- WRITTEN TASK:
Transcribe each entry below exactly. Pictures do not go in the copy.
START RECORD LIST
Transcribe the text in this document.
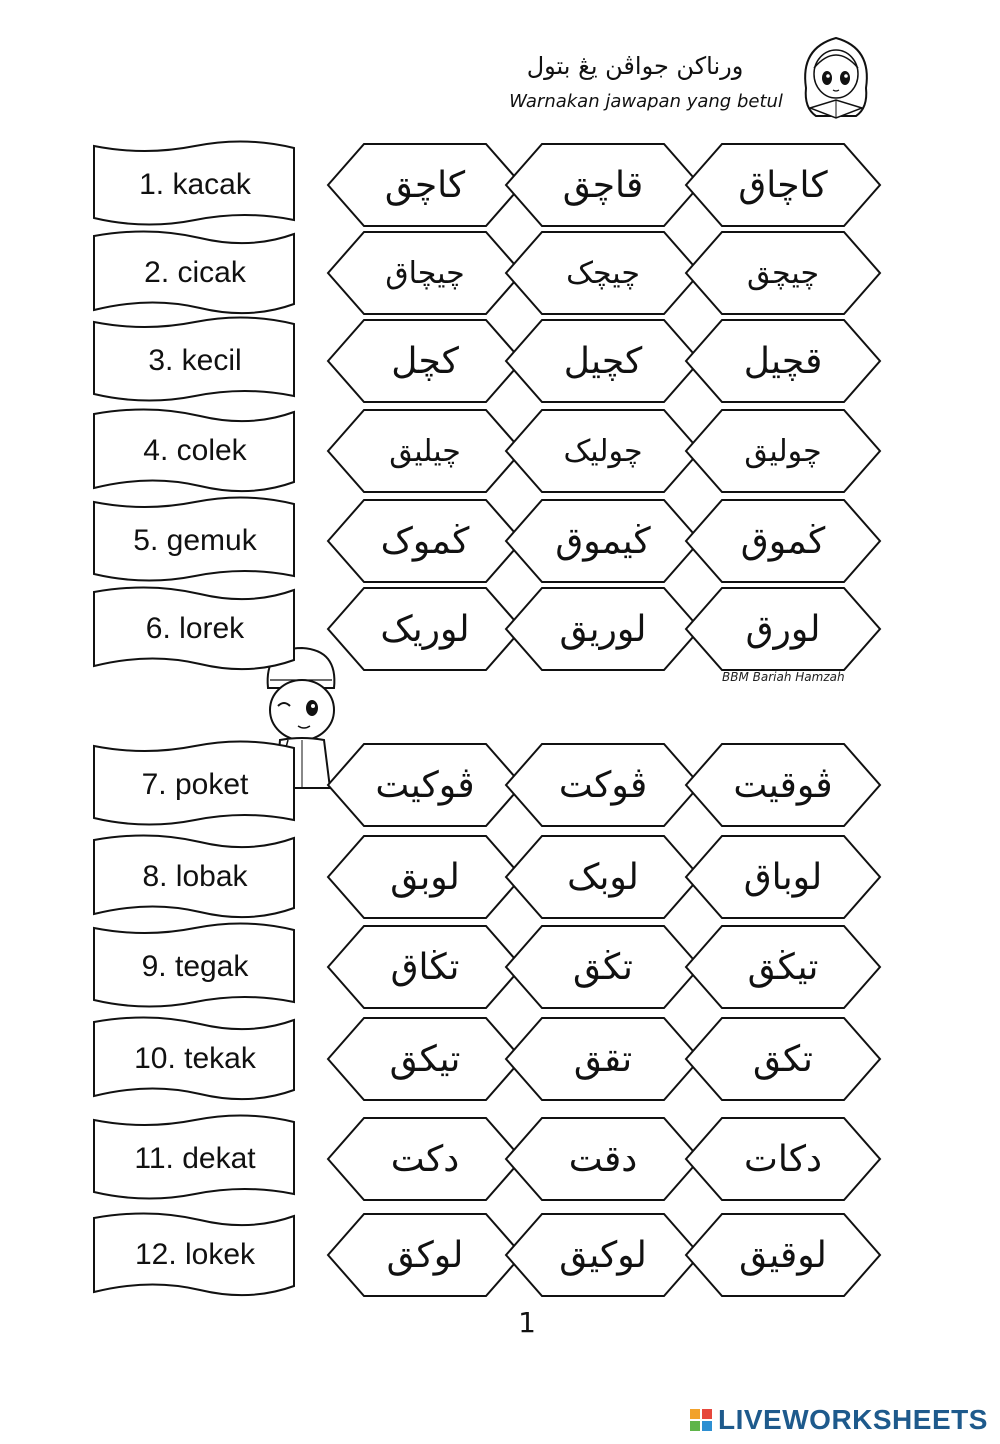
ورناكن جواڤن يڠ بتول
Warnakan jawapan yang betul
BBM Bariah Hamzah
1. kacak	كاچق	قاچق	كاچاق
2. cicak	چيچاق	چيچک	چيچق
3. kecil	کچل	کچيل	قچيل
4. colek	چيليق	چوليک	چوليق
5. gemuk	ڬموک	ڬيموق	ڬموق
6. lorek	لوريک	لوريق	لورق
7. poket	ڤوکيت	ڤوکت	ڤوقيت
8. lobak	لوبق	لوبک	لوباق
9. tegak	تڬاق	تڬق	تيڬق
10. tekak	تيکق	تقق	تکق
11. dekat	دکت	دقت	دکات
12. lokek	لوکق	لوکيق	لوقيق
1
LIVEWORKSHEETS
END RECORD LIST
- RESPONSE TO THIS TASK:
Transcribe the text in this document.
ورناكن جواڤن يڠ بتول
Warnakan jawapan yang betul
BBM Bariah Hamzah
1. kacak	كاچق	قاچق	كاچاق
2. cicak	چيچاق	چيچک	چيچق
3. kecil	کچل	کچيل	قچيل
4. colek	چيليق	چوليک	چوليق
5. gemuk	ڬموک	ڬيموق	ڬموق
6. lorek	لوريک	لوريق	لورق
7. poket	ڤوکيت	ڤوکت	ڤوقيت
8. lobak	لوبق	لوبک	لوباق
9. tegak	تڬاق	تڬق	تيڬق
10. tekak	تيکق	تقق	تکق
11. dekat	دکت	دقت	دکات
12. lokek	لوکق	لوکيق	لوقيق
1
LIVEWORKSHEETS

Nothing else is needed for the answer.